Directions for this task: Your task is to transcribe the records exactly, skipping every image.

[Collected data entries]

Start

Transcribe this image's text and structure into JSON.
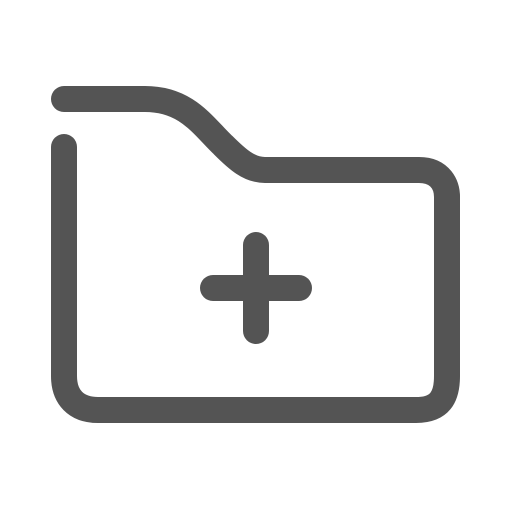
{
  "icon": {
    "name": "folder-add-icon",
    "stroke_color": "#545454",
    "background_color": "#ffffff"
  }
}
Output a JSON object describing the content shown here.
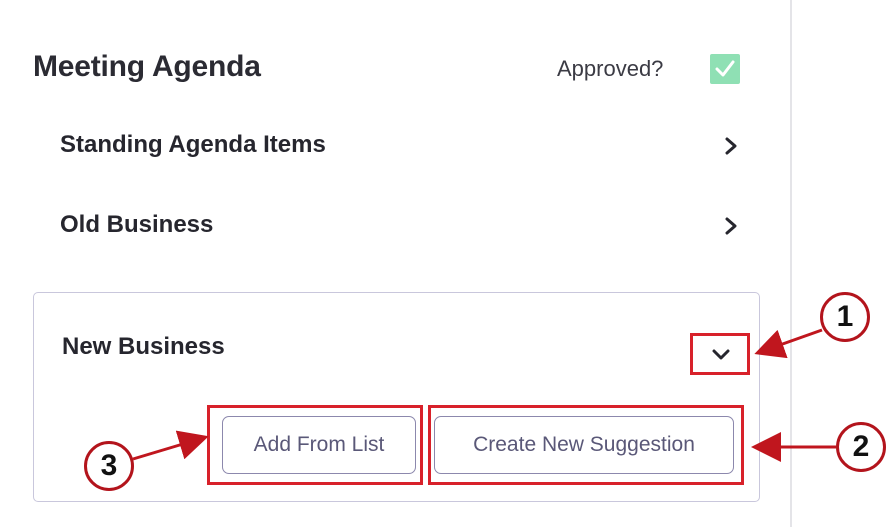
{
  "panel": {
    "title": "Meeting Agenda",
    "approved_label": "Approved?",
    "approved_checked": true,
    "check_color": "#8fe0b4"
  },
  "sections": [
    {
      "label": "Standing Agenda Items",
      "state": "collapsed"
    },
    {
      "label": "Old Business",
      "state": "collapsed"
    }
  ],
  "new_business": {
    "label": "New Business",
    "state": "expanded",
    "add_from_list_label": "Add From List",
    "create_suggestion_label": "Create New Suggestion"
  },
  "annotations": {
    "callout_1": "1",
    "callout_2": "2",
    "callout_3": "3",
    "highlight_color": "#d8212a"
  }
}
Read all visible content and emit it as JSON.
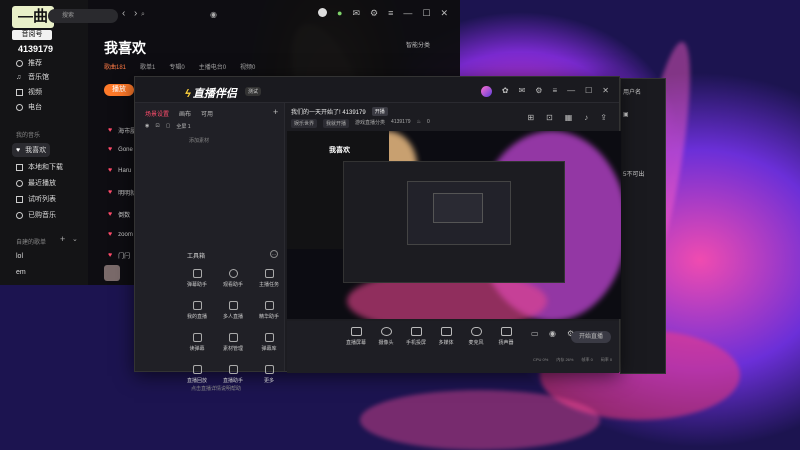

End

Output for this task:
Transcribe this image's text and structure into JSON.
{
  "icon": {
    "name": "folder-add-icon",
    "stroke_color": "#545454",
    "background_color": "#ffffff"
  }
}
Output a JSON object describing the content shown here.
{
  "panel": {
    "title": "Meeting Agenda",
    "approved_label": "Approved?",
    "approved_checked": true,
    "check_color": "#8fe0b4"
  },
  "sections": [
    {
      "label": "Standing Agenda Items",
      "state": "collapsed"
    },
    {
      "label": "Old Business",
      "state": "collapsed"
    }
  ],
  "new_business": {
    "label": "New Business",
    "state": "expanded",
    "add_from_list_label": "Add From List",
    "create_suggestion_label": "Create New Suggestion"
  },
  "annotations": {
    "callout_1": "1",
    "callout_2": "2",
    "callout_3": "3",
    "highlight_color": "#d8212a"
  }
}
Read all visible content and emit it as JSON.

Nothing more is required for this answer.